- _SOURCE RECORDS_:
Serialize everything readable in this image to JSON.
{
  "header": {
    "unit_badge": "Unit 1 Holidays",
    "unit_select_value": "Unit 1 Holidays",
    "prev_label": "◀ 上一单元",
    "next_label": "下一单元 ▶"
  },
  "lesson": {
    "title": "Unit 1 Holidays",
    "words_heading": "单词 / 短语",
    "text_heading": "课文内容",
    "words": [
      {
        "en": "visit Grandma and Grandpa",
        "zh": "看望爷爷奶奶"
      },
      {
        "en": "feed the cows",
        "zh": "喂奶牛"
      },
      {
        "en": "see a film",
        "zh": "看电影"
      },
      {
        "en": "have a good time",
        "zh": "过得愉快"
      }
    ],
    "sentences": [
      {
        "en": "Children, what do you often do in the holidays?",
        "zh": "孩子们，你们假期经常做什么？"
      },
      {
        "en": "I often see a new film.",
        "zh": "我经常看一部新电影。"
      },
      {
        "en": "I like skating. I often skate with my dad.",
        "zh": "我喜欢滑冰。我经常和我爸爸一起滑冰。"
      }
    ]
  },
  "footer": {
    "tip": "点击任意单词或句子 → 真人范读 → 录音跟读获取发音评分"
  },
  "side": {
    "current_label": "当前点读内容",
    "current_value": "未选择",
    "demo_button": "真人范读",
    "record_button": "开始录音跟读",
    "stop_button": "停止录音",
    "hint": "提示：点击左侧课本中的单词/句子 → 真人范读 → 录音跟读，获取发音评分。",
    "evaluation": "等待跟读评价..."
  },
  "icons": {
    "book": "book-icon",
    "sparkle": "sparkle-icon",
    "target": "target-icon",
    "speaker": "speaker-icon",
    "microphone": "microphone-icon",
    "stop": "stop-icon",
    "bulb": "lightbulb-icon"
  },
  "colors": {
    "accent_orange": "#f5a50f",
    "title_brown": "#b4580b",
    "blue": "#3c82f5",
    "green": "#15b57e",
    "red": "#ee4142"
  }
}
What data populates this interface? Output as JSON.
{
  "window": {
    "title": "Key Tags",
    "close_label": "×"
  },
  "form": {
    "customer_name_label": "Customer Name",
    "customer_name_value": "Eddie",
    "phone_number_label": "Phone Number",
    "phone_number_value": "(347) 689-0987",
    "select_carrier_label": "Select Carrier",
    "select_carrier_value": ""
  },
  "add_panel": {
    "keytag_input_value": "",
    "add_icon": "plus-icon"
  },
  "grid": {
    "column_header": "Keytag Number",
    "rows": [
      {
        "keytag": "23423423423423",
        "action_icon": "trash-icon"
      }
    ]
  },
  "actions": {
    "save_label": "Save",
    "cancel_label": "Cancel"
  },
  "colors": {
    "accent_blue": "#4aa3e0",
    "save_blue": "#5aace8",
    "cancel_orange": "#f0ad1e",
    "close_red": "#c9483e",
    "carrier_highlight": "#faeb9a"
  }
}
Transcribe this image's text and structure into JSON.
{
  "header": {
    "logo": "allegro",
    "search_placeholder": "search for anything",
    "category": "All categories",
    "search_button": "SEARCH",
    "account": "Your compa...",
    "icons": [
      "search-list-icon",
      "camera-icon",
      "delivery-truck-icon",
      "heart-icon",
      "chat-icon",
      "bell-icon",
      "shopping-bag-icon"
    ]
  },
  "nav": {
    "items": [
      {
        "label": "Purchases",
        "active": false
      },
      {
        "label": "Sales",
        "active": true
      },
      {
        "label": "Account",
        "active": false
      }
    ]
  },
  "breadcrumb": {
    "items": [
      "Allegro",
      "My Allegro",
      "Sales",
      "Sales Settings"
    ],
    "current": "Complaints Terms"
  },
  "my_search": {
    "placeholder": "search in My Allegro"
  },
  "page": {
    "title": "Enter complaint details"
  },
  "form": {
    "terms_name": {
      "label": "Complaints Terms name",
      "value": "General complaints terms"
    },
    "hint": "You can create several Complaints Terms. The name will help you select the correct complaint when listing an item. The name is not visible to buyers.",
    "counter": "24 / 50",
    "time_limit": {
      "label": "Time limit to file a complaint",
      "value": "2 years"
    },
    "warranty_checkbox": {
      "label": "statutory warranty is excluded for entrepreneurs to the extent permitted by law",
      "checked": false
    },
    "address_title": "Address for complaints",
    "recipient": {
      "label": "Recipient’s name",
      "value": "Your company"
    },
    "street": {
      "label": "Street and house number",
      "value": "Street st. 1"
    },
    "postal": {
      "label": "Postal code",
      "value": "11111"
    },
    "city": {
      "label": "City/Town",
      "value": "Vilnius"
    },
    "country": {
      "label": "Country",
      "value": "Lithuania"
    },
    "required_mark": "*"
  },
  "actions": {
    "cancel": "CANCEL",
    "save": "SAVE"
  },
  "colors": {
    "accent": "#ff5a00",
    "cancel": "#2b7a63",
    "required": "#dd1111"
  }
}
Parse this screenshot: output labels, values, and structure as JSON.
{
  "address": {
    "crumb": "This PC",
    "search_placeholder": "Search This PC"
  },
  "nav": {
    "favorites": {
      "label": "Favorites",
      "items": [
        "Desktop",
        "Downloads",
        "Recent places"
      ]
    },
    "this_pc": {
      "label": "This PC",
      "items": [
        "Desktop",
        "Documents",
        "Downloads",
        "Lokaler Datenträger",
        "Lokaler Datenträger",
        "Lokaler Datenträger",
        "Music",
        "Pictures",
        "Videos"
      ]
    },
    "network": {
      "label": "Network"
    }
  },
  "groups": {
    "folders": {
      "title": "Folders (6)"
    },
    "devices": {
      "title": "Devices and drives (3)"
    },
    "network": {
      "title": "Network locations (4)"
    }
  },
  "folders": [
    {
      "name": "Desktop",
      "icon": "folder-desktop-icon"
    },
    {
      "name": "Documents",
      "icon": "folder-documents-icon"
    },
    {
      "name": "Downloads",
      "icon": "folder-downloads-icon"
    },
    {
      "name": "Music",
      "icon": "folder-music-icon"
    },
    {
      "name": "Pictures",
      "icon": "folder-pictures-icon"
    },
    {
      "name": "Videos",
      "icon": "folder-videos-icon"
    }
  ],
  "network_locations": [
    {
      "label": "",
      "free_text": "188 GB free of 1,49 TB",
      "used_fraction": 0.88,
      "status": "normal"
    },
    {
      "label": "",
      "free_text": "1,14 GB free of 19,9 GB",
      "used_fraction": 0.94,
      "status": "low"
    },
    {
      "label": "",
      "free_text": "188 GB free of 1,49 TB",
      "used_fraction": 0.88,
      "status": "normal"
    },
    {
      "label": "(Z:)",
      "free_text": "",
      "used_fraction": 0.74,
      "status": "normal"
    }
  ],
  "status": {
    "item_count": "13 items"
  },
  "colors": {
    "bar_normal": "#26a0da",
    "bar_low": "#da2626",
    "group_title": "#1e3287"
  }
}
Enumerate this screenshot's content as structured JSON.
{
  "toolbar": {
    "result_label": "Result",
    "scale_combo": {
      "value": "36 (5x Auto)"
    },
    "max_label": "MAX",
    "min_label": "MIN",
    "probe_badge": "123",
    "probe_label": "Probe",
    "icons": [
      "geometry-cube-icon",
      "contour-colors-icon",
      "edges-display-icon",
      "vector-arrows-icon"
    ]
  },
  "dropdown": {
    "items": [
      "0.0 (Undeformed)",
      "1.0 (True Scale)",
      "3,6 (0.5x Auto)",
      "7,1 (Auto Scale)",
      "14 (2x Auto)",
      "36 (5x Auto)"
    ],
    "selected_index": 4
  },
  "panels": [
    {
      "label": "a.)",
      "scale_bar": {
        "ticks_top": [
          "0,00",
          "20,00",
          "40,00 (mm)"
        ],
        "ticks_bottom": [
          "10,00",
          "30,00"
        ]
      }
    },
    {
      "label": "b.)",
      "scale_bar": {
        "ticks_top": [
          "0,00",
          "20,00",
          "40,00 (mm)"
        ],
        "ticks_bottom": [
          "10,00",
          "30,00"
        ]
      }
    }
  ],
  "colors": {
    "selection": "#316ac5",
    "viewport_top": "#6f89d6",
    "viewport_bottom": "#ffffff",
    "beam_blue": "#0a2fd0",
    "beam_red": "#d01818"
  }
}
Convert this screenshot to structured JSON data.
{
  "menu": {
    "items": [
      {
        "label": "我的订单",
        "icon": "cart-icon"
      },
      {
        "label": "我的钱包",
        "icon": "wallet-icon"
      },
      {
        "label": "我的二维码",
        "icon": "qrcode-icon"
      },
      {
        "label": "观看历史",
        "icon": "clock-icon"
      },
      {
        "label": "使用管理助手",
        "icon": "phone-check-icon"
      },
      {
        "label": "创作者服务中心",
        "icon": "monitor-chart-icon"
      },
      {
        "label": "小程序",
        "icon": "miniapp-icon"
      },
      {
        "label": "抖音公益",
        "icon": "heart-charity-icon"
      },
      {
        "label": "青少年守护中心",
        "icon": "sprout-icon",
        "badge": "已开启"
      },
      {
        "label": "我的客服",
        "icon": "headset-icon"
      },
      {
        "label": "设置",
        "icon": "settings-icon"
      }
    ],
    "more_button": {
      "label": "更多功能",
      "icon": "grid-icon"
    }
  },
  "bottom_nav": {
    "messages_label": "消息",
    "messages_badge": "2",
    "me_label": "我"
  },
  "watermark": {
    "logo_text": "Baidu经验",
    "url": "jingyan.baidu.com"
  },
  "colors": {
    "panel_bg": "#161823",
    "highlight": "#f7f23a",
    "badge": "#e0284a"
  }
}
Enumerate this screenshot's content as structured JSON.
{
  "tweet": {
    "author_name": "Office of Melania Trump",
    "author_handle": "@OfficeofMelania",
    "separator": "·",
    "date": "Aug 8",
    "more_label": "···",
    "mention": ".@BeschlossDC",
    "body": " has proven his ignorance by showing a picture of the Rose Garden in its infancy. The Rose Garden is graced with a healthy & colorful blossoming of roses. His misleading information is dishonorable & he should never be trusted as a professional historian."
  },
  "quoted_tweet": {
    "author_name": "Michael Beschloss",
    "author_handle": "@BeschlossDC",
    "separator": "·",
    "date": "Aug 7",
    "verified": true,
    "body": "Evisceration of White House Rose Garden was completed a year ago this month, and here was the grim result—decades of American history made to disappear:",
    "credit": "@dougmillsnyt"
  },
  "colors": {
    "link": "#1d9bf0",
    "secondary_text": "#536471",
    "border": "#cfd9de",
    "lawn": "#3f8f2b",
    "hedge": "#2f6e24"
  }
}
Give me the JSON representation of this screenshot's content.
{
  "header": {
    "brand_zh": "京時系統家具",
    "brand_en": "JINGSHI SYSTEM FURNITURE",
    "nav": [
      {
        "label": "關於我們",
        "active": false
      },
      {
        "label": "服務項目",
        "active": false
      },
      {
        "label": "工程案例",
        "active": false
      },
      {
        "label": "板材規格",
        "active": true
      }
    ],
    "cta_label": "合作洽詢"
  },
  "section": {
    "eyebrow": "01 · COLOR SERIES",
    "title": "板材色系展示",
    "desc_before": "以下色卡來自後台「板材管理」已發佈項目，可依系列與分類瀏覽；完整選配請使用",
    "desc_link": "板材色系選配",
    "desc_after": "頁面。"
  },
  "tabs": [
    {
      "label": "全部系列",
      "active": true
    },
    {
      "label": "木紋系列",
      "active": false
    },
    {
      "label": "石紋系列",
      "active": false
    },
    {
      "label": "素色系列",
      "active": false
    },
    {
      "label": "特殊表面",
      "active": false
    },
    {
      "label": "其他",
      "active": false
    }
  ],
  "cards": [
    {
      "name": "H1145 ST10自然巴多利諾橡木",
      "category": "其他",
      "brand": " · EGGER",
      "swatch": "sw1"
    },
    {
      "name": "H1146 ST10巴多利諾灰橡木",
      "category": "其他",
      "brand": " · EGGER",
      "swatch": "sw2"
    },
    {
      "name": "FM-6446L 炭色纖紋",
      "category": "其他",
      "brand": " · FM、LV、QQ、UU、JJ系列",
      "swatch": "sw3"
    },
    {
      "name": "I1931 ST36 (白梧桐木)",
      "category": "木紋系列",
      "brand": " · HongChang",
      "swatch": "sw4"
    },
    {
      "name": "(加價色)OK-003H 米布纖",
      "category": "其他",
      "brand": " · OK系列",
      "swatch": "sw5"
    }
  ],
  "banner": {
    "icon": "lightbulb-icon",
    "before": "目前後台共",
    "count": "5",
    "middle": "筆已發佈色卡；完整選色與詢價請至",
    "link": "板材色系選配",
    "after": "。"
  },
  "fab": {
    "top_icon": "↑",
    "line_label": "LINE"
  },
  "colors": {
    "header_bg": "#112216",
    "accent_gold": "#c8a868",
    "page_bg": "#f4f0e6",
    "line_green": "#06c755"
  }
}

- _TASK OBJECTIVE_: Where a line of the data holds "Garden", show that line.

- _REPLY_:
    "body": " has proven his ignorance by showing a picture of the Rose Garden in its infancy. The Rose Garden is graced with a healthy & colorful blossoming of roses. His misleading information is dishonorable & he should never be trusted as a professional historian."
    "body": "Evisceration of White House Rose Garden was completed a year ago this month, and here was the grim result—decades of American history made to disappear:",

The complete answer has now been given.